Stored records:
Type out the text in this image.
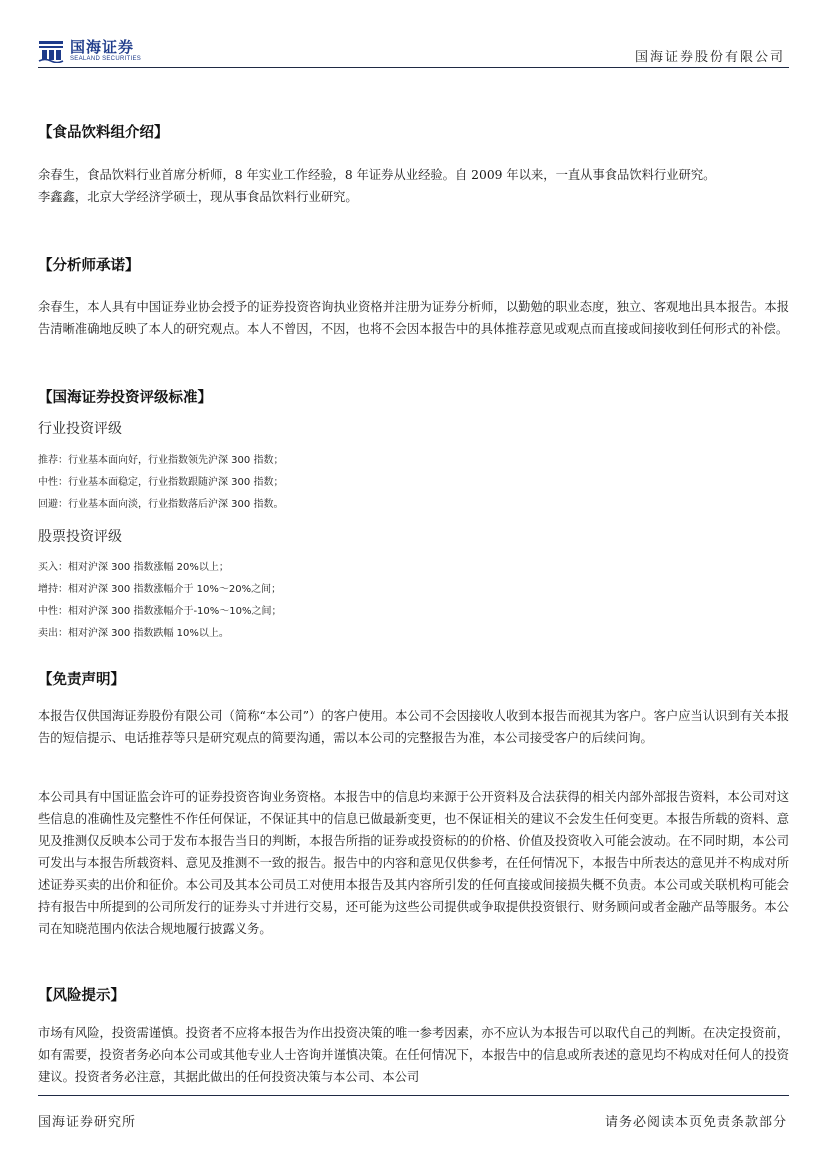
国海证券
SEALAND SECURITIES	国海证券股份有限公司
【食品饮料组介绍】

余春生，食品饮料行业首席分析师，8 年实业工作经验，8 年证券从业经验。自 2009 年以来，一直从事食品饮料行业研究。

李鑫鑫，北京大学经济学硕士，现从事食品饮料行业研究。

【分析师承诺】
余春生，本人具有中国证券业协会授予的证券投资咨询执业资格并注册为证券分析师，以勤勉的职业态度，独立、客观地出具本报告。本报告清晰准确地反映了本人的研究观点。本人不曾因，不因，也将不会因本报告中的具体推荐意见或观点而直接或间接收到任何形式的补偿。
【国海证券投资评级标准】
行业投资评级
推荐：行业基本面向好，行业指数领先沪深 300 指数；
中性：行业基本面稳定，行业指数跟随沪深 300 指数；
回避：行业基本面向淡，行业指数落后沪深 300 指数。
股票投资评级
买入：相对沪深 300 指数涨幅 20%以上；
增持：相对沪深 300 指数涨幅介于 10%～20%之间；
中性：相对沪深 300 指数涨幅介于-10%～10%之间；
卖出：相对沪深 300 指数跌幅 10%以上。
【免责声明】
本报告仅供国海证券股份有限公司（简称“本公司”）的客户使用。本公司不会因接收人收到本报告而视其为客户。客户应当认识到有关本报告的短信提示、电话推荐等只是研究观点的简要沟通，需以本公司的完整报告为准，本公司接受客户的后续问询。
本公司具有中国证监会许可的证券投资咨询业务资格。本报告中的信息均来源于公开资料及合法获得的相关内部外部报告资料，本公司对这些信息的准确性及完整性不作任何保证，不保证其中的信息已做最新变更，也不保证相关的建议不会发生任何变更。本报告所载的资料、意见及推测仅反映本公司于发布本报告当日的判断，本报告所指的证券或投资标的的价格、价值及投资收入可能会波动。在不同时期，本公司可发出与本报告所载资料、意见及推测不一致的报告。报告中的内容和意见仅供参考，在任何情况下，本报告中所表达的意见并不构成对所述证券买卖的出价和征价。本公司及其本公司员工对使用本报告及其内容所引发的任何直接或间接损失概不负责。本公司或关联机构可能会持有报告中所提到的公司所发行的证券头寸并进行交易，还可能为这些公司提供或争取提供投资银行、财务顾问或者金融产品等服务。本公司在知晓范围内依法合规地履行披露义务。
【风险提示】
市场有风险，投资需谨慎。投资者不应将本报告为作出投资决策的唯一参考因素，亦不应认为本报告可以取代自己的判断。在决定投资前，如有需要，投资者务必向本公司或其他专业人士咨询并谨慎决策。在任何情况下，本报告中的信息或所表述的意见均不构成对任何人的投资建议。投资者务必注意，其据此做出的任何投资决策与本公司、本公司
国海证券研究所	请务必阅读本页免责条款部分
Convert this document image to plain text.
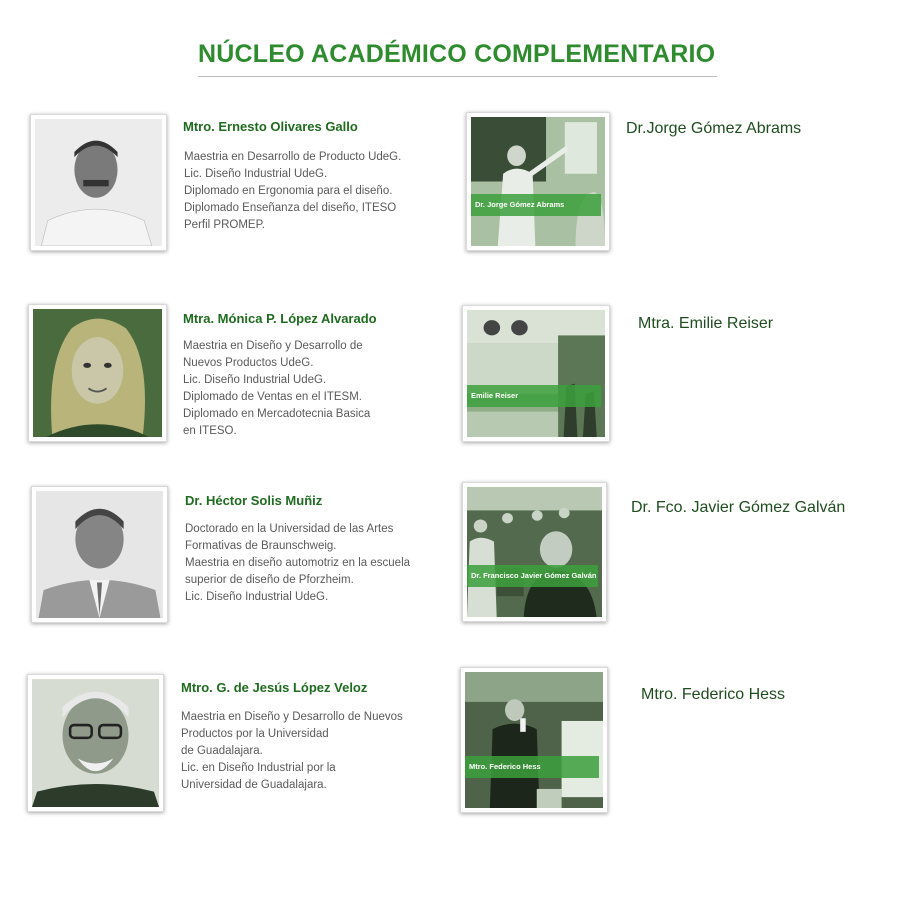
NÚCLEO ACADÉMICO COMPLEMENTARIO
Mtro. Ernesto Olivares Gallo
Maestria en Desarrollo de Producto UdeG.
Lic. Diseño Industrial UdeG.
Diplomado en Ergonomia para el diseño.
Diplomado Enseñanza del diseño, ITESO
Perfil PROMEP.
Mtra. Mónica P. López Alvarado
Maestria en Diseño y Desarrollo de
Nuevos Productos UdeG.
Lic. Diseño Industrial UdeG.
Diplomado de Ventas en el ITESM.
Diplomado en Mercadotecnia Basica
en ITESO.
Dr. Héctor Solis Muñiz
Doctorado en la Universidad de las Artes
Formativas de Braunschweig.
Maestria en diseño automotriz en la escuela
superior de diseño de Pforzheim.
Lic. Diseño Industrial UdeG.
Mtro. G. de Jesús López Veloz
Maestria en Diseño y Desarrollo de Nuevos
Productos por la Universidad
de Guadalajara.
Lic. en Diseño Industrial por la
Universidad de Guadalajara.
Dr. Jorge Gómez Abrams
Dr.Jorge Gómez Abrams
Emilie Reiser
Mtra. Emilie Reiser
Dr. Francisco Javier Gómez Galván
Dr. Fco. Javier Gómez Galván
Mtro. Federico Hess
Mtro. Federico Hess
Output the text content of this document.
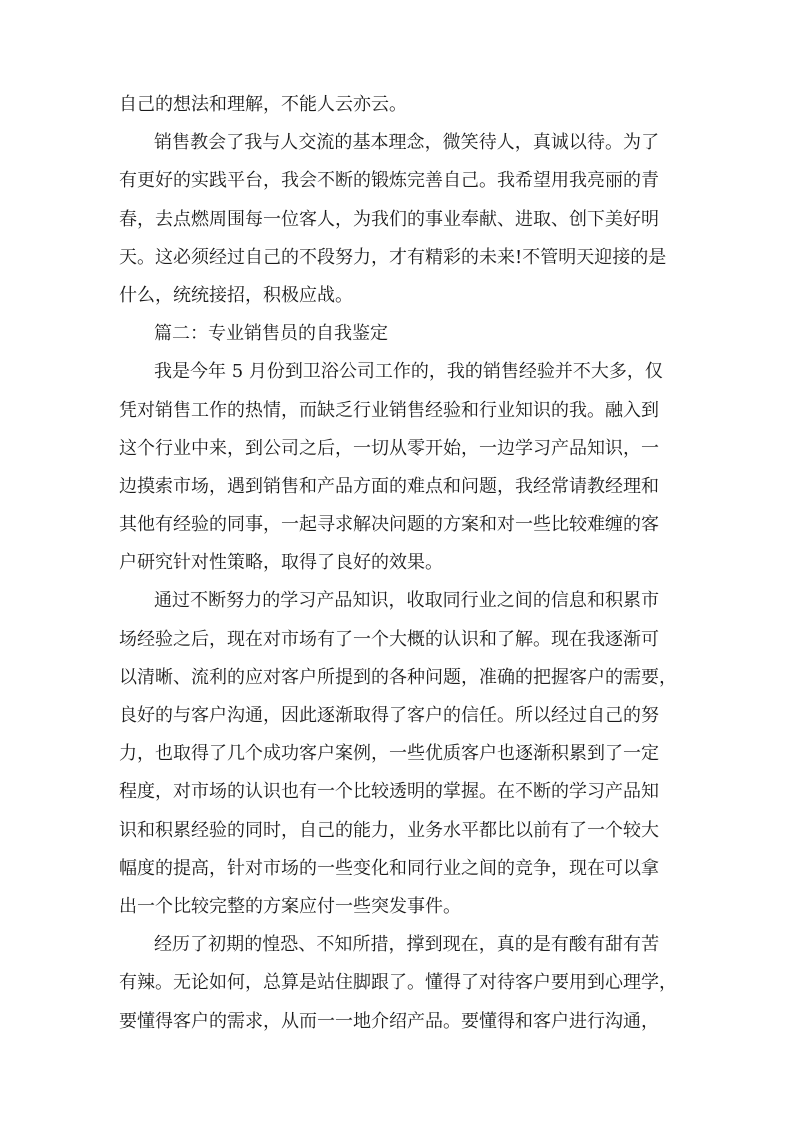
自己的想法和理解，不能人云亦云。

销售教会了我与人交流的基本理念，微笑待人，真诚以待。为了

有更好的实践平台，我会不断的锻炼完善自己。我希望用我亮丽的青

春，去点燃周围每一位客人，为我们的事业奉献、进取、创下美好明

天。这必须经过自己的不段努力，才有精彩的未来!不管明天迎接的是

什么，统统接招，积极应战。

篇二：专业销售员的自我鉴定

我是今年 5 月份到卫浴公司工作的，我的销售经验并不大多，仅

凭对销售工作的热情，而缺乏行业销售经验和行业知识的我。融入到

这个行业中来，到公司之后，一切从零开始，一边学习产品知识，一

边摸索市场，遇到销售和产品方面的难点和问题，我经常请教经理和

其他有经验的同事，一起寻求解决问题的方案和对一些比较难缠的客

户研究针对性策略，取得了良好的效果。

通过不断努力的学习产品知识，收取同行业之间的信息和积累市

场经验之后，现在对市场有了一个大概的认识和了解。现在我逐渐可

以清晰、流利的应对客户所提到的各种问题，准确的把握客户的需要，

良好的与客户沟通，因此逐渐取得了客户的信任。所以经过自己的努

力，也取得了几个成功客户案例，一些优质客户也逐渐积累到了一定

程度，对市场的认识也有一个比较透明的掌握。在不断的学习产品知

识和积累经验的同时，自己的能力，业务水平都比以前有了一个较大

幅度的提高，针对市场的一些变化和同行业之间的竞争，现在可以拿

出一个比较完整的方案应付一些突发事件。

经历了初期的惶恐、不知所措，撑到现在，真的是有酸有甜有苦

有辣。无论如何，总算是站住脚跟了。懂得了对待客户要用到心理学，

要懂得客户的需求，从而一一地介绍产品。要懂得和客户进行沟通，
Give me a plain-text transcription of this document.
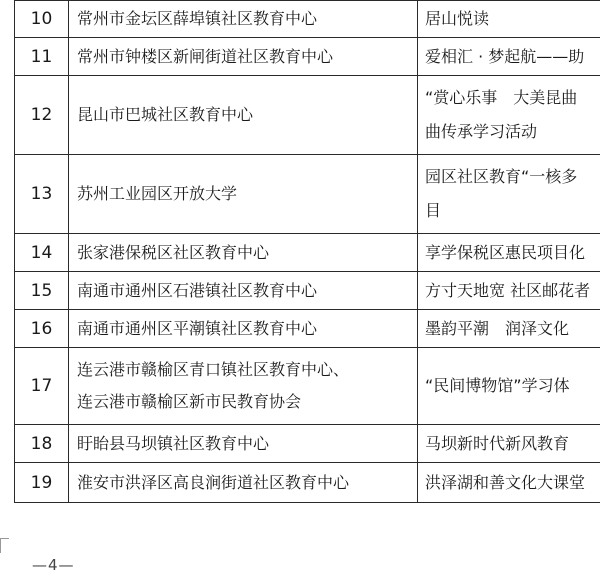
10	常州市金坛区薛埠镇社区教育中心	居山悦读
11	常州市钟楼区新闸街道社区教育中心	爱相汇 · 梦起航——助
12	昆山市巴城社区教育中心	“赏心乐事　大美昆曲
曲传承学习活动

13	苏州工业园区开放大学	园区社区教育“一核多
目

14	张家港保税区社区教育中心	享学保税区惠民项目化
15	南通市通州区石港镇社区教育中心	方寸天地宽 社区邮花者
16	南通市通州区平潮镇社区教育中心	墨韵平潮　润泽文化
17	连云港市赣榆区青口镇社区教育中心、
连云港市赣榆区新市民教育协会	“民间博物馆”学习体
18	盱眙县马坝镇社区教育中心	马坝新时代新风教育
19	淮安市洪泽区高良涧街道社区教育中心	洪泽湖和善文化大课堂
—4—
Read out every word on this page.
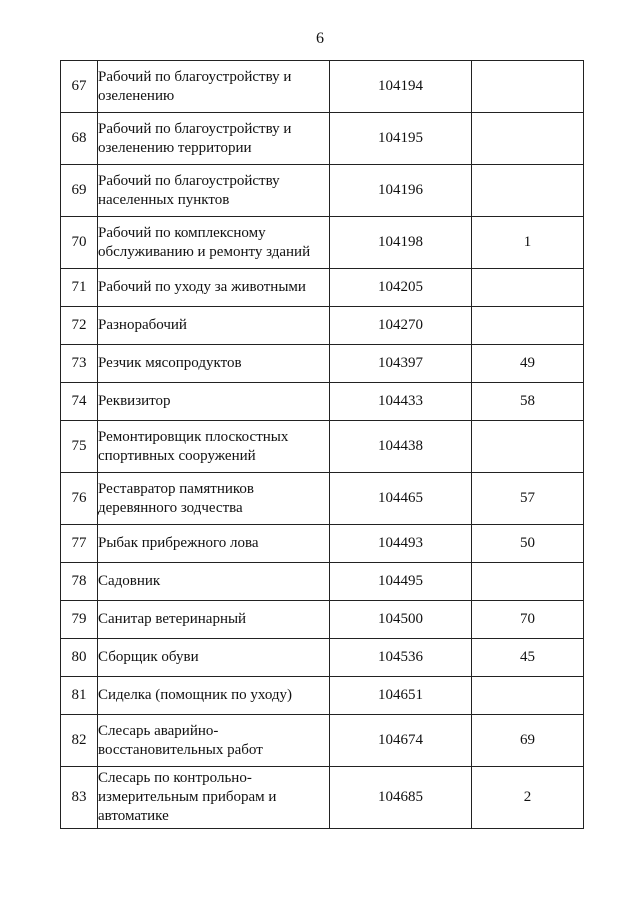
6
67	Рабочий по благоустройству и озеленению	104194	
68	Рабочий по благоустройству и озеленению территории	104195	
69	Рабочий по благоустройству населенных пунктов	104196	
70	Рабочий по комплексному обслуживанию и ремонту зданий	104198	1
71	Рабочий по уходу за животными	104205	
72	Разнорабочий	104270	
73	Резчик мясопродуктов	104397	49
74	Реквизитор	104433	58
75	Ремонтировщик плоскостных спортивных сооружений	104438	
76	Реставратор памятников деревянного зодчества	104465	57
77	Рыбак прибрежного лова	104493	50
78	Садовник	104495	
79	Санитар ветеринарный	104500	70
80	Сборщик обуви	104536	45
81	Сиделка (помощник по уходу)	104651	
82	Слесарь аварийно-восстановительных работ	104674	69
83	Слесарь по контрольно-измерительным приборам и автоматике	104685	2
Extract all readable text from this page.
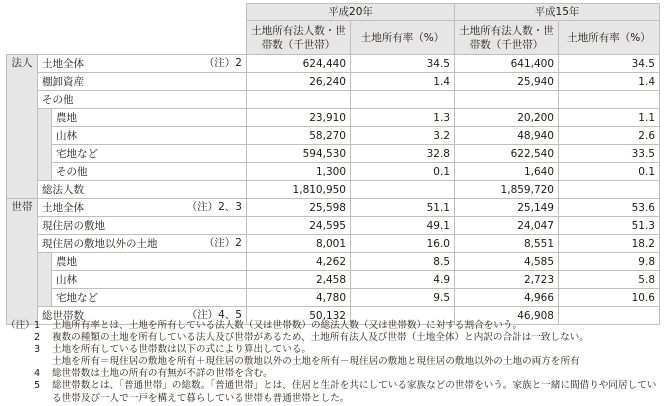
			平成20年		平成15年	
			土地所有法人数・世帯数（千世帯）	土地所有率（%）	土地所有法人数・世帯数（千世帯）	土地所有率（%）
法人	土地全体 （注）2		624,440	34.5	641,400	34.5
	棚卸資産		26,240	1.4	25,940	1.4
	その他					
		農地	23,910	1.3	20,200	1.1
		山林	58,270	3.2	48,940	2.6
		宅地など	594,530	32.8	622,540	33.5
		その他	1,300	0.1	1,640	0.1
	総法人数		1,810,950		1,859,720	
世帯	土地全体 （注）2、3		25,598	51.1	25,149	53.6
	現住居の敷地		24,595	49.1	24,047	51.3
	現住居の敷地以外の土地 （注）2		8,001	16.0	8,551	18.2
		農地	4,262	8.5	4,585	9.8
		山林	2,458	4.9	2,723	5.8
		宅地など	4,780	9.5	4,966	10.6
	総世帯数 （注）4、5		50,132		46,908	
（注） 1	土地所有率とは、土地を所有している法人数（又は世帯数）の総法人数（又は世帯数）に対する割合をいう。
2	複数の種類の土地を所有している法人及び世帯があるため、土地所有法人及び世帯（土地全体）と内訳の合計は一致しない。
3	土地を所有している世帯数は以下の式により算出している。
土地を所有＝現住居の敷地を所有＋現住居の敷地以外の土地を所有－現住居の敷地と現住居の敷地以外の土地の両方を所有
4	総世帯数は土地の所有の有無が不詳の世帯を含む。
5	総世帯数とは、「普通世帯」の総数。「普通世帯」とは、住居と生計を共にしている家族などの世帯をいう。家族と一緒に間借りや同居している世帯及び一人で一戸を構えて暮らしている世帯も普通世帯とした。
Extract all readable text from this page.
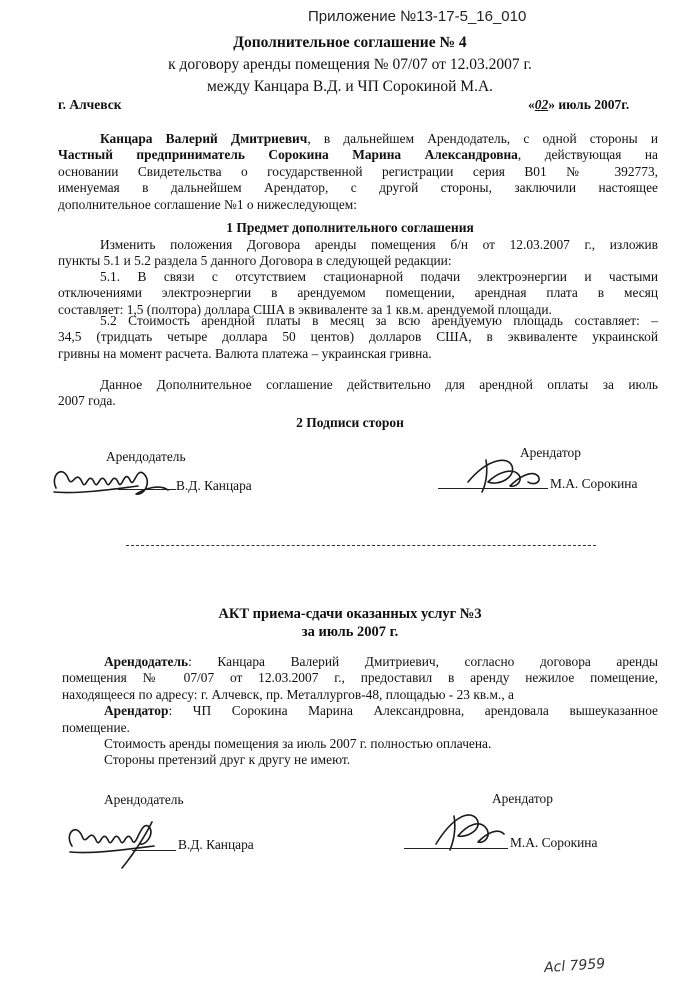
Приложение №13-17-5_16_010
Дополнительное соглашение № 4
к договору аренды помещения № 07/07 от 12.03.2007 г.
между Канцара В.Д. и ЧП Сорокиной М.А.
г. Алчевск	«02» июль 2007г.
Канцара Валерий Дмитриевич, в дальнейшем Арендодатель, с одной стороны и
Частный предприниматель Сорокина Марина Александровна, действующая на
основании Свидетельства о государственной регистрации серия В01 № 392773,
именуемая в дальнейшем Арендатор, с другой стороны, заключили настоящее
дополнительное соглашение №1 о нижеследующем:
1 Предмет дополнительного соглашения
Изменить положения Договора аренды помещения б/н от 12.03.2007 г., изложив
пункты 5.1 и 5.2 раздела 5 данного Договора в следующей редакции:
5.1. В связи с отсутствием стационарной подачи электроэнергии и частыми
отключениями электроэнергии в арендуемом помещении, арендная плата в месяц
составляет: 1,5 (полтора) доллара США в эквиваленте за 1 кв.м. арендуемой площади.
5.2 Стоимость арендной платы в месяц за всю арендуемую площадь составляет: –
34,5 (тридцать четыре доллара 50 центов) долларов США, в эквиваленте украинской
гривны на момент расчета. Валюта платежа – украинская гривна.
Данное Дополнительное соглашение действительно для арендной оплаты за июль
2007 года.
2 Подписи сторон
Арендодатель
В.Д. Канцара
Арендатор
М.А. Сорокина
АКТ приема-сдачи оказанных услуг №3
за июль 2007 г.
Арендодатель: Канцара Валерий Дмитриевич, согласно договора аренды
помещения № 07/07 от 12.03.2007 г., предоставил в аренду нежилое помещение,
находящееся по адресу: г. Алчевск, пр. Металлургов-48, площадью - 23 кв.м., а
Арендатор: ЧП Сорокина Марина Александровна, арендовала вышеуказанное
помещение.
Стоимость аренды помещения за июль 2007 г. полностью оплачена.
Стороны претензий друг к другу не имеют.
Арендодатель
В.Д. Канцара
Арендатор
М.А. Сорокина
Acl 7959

• Task brief:
Copy each line above that contains the string "López".

• Task response:
Mtra. Mónica P. López Alvarado
Mtro. G. de Jesús López Veloz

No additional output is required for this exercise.